INSTRUCTIONS TO FOLLOW =
Repeat all the records exactly, omitting pictures.

RECORDS FOR PROCESSING =
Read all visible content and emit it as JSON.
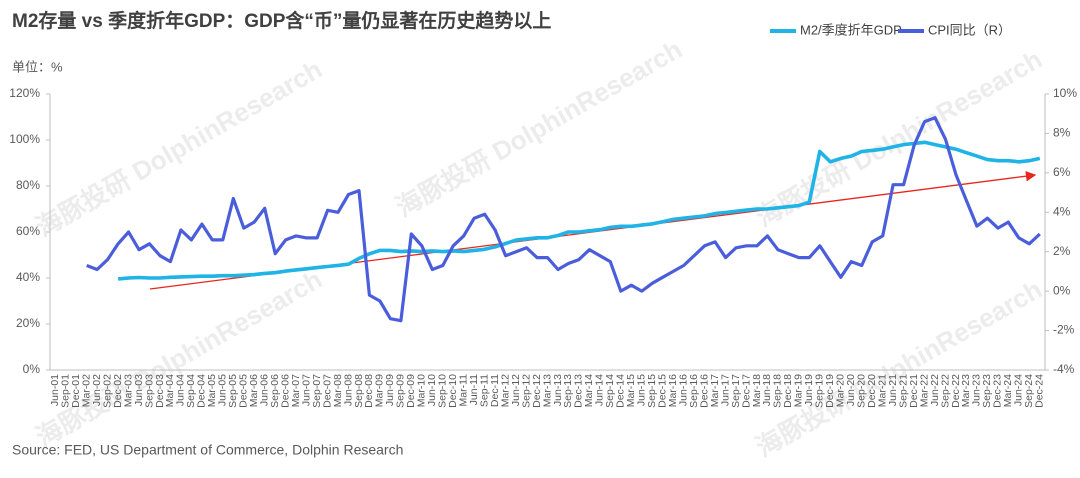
{
  "chart_data": {
    "type": "line",
    "title": "M2存量 vs 季度折年GDP：GDP含“币”量仍显著在历史趋势以上",
    "unit_label": "单位：%",
    "source": "Source: FED, US Department of Commerce, Dolphin Research",
    "watermark": "海豚投研 DolphinResearch",
    "categories": [
      "Jun-01",
      "Sep-01",
      "Dec-01",
      "Mar-02",
      "Jun-02",
      "Sep-02",
      "Dec-02",
      "Mar-03",
      "Jun-03",
      "Sep-03",
      "Dec-03",
      "Mar-04",
      "Jun-04",
      "Sep-04",
      "Dec-04",
      "Mar-05",
      "Jun-05",
      "Sep-05",
      "Dec-05",
      "Mar-06",
      "Jun-06",
      "Sep-06",
      "Dec-06",
      "Mar-07",
      "Jun-07",
      "Sep-07",
      "Dec-07",
      "Mar-08",
      "Jun-08",
      "Sep-08",
      "Dec-08",
      "Mar-09",
      "Jun-09",
      "Sep-09",
      "Dec-09",
      "Mar-10",
      "Jun-10",
      "Sep-10",
      "Dec-10",
      "Mar-11",
      "Jun-11",
      "Sep-11",
      "Dec-11",
      "Mar-12",
      "Jun-12",
      "Sep-12",
      "Dec-12",
      "Mar-13",
      "Jun-13",
      "Sep-13",
      "Dec-13",
      "Mar-14",
      "Jun-14",
      "Sep-14",
      "Dec-14",
      "Mar-15",
      "Jun-15",
      "Sep-15",
      "Dec-15",
      "Mar-16",
      "Jun-16",
      "Sep-16",
      "Dec-16",
      "Mar-17",
      "Jun-17",
      "Sep-17",
      "Dec-17",
      "Mar-18",
      "Jun-18",
      "Sep-18",
      "Dec-18",
      "Mar-19",
      "Jun-19",
      "Sep-19",
      "Dec-19",
      "Mar-20",
      "Jun-20",
      "Sep-20",
      "Dec-20",
      "Mar-21",
      "Jun-21",
      "Sep-21",
      "Dec-21",
      "Mar-22",
      "Jun-22",
      "Sep-22",
      "Dec-22",
      "Mar-23",
      "Jun-23",
      "Sep-23",
      "Dec-23",
      "Mar-24",
      "Jun-24",
      "Sep-24",
      "Dec-24"
    ],
    "series": [
      {
        "name": "M2/季度折年GDP",
        "color": "#1fb3e6",
        "axis": "y",
        "values": [
          null,
          null,
          null,
          null,
          null,
          null,
          39.6,
          40,
          40.2,
          40,
          40,
          40.3,
          40.5,
          40.6,
          40.8,
          40.8,
          41,
          41,
          41.2,
          41.5,
          42,
          42.3,
          43,
          43.5,
          44,
          44.5,
          45,
          45.5,
          46,
          48.5,
          50.5,
          52,
          52,
          51.5,
          51.8,
          51.5,
          51.8,
          51.5,
          51.8,
          51.5,
          52,
          52.5,
          53.5,
          55,
          56.5,
          57,
          57.5,
          57.5,
          58.5,
          60,
          60,
          60.5,
          61,
          62,
          62.5,
          62.5,
          63,
          63.5,
          64.5,
          65.5,
          66,
          66.5,
          67,
          68,
          68.5,
          69,
          69.5,
          70,
          70,
          70.5,
          71,
          71.5,
          73,
          95,
          90.5,
          92,
          93,
          95,
          95.5,
          96,
          97,
          98,
          98.5,
          99,
          98,
          97,
          96,
          94.5,
          93,
          91.5,
          91,
          91,
          90.5,
          91,
          92
        ]
      },
      {
        "name": "CPI同比（R）",
        "color": "#4a5ddb",
        "axis": "y2",
        "values": [
          null,
          null,
          null,
          1.3,
          1.1,
          1.6,
          2.4,
          3.0,
          2.1,
          2.4,
          1.8,
          1.5,
          3.1,
          2.6,
          3.4,
          2.6,
          2.6,
          4.7,
          3.2,
          3.5,
          4.2,
          1.9,
          2.6,
          2.8,
          2.7,
          2.7,
          4.1,
          4.0,
          4.9,
          5.1,
          -0.2,
          -0.5,
          -1.4,
          -1.5,
          2.9,
          2.3,
          1.1,
          1.3,
          2.3,
          2.8,
          3.7,
          3.9,
          3.1,
          1.8,
          2.0,
          2.2,
          1.7,
          1.7,
          1.1,
          1.4,
          1.6,
          2.1,
          1.8,
          1.5,
          0,
          0.3,
          0,
          0.4,
          0.7,
          1.0,
          1.3,
          1.8,
          2.3,
          2.5,
          1.7,
          2.2,
          2.3,
          2.3,
          2.8,
          2.1,
          1.9,
          1.7,
          1.7,
          2.3,
          1.5,
          0.7,
          1.5,
          1.3,
          2.5,
          2.8,
          5.4,
          5.4,
          7.4,
          8.6,
          8.8,
          7.7,
          5.9,
          4.6,
          3.3,
          3.7,
          3.2,
          3.5,
          2.7,
          2.4,
          2.9
        ]
      }
    ],
    "ylim": [
      0,
      120
    ],
    "yticks": [
      {
        "value": 0,
        "label": "0%"
      },
      {
        "value": 20,
        "label": "20%"
      },
      {
        "value": 40,
        "label": "40%"
      },
      {
        "value": 60,
        "label": "60%"
      },
      {
        "value": 80,
        "label": "80%"
      },
      {
        "value": 100,
        "label": "100%"
      },
      {
        "value": 120,
        "label": "120%"
      }
    ],
    "y2lim": [
      -4,
      10
    ],
    "y2ticks": [
      {
        "value": -4,
        "label": "-4%"
      },
      {
        "value": -2,
        "label": "-2%"
      },
      {
        "value": 0,
        "label": "0%"
      },
      {
        "value": 2,
        "label": "2%"
      },
      {
        "value": 4,
        "label": "4%"
      },
      {
        "value": 6,
        "label": "6%"
      },
      {
        "value": 8,
        "label": "8%"
      },
      {
        "value": 10,
        "label": "10%"
      }
    ],
    "grid": false
  }
}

SOLUTION TO THE EXERCISE =
Read all visible content and emit it as JSON.
{
  "chart_data": {
    "type": "line",
    "title": "M2存量 vs 季度折年GDP：GDP含“币”量仍显著在历史趋势以上",
    "unit_label": "单位：%",
    "source": "Source: FED, US Department of Commerce, Dolphin Research",
    "watermark": "海豚投研 DolphinResearch",
    "categories": [
      "Jun-01",
      "Sep-01",
      "Dec-01",
      "Mar-02",
      "Jun-02",
      "Sep-02",
      "Dec-02",
      "Mar-03",
      "Jun-03",
      "Sep-03",
      "Dec-03",
      "Mar-04",
      "Jun-04",
      "Sep-04",
      "Dec-04",
      "Mar-05",
      "Jun-05",
      "Sep-05",
      "Dec-05",
      "Mar-06",
      "Jun-06",
      "Sep-06",
      "Dec-06",
      "Mar-07",
      "Jun-07",
      "Sep-07",
      "Dec-07",
      "Mar-08",
      "Jun-08",
      "Sep-08",
      "Dec-08",
      "Mar-09",
      "Jun-09",
      "Sep-09",
      "Dec-09",
      "Mar-10",
      "Jun-10",
      "Sep-10",
      "Dec-10",
      "Mar-11",
      "Jun-11",
      "Sep-11",
      "Dec-11",
      "Mar-12",
      "Jun-12",
      "Sep-12",
      "Dec-12",
      "Mar-13",
      "Jun-13",
      "Sep-13",
      "Dec-13",
      "Mar-14",
      "Jun-14",
      "Sep-14",
      "Dec-14",
      "Mar-15",
      "Jun-15",
      "Sep-15",
      "Dec-15",
      "Mar-16",
      "Jun-16",
      "Sep-16",
      "Dec-16",
      "Mar-17",
      "Jun-17",
      "Sep-17",
      "Dec-17",
      "Mar-18",
      "Jun-18",
      "Sep-18",
      "Dec-18",
      "Mar-19",
      "Jun-19",
      "Sep-19",
      "Dec-19",
      "Mar-20",
      "Jun-20",
      "Sep-20",
      "Dec-20",
      "Mar-21",
      "Jun-21",
      "Sep-21",
      "Dec-21",
      "Mar-22",
      "Jun-22",
      "Sep-22",
      "Dec-22",
      "Mar-23",
      "Jun-23",
      "Sep-23",
      "Dec-23",
      "Mar-24",
      "Jun-24",
      "Sep-24",
      "Dec-24"
    ],
    "series": [
      {
        "name": "M2/季度折年GDP",
        "color": "#1fb3e6",
        "axis": "y",
        "values": [
          null,
          null,
          null,
          null,
          null,
          null,
          39.6,
          40,
          40.2,
          40,
          40,
          40.3,
          40.5,
          40.6,
          40.8,
          40.8,
          41,
          41,
          41.2,
          41.5,
          42,
          42.3,
          43,
          43.5,
          44,
          44.5,
          45,
          45.5,
          46,
          48.5,
          50.5,
          52,
          52,
          51.5,
          51.8,
          51.5,
          51.8,
          51.5,
          51.8,
          51.5,
          52,
          52.5,
          53.5,
          55,
          56.5,
          57,
          57.5,
          57.5,
          58.5,
          60,
          60,
          60.5,
          61,
          62,
          62.5,
          62.5,
          63,
          63.5,
          64.5,
          65.5,
          66,
          66.5,
          67,
          68,
          68.5,
          69,
          69.5,
          70,
          70,
          70.5,
          71,
          71.5,
          73,
          95,
          90.5,
          92,
          93,
          95,
          95.5,
          96,
          97,
          98,
          98.5,
          99,
          98,
          97,
          96,
          94.5,
          93,
          91.5,
          91,
          91,
          90.5,
          91,
          92
        ]
      },
      {
        "name": "CPI同比（R）",
        "color": "#4a5ddb",
        "axis": "y2",
        "values": [
          null,
          null,
          null,
          1.3,
          1.1,
          1.6,
          2.4,
          3.0,
          2.1,
          2.4,
          1.8,
          1.5,
          3.1,
          2.6,
          3.4,
          2.6,
          2.6,
          4.7,
          3.2,
          3.5,
          4.2,
          1.9,
          2.6,
          2.8,
          2.7,
          2.7,
          4.1,
          4.0,
          4.9,
          5.1,
          -0.2,
          -0.5,
          -1.4,
          -1.5,
          2.9,
          2.3,
          1.1,
          1.3,
          2.3,
          2.8,
          3.7,
          3.9,
          3.1,
          1.8,
          2.0,
          2.2,
          1.7,
          1.7,
          1.1,
          1.4,
          1.6,
          2.1,
          1.8,
          1.5,
          0,
          0.3,
          0,
          0.4,
          0.7,
          1.0,
          1.3,
          1.8,
          2.3,
          2.5,
          1.7,
          2.2,
          2.3,
          2.3,
          2.8,
          2.1,
          1.9,
          1.7,
          1.7,
          2.3,
          1.5,
          0.7,
          1.5,
          1.3,
          2.5,
          2.8,
          5.4,
          5.4,
          7.4,
          8.6,
          8.8,
          7.7,
          5.9,
          4.6,
          3.3,
          3.7,
          3.2,
          3.5,
          2.7,
          2.4,
          2.9
        ]
      }
    ],
    "ylim": [
      0,
      120
    ],
    "yticks": [
      {
        "value": 0,
        "label": "0%"
      },
      {
        "value": 20,
        "label": "20%"
      },
      {
        "value": 40,
        "label": "40%"
      },
      {
        "value": 60,
        "label": "60%"
      },
      {
        "value": 80,
        "label": "80%"
      },
      {
        "value": 100,
        "label": "100%"
      },
      {
        "value": 120,
        "label": "120%"
      }
    ],
    "y2lim": [
      -4,
      10
    ],
    "y2ticks": [
      {
        "value": -4,
        "label": "-4%"
      },
      {
        "value": -2,
        "label": "-2%"
      },
      {
        "value": 0,
        "label": "0%"
      },
      {
        "value": 2,
        "label": "2%"
      },
      {
        "value": 4,
        "label": "4%"
      },
      {
        "value": 6,
        "label": "6%"
      },
      {
        "value": 8,
        "label": "8%"
      },
      {
        "value": 10,
        "label": "10%"
      }
    ],
    "grid": false
  }
}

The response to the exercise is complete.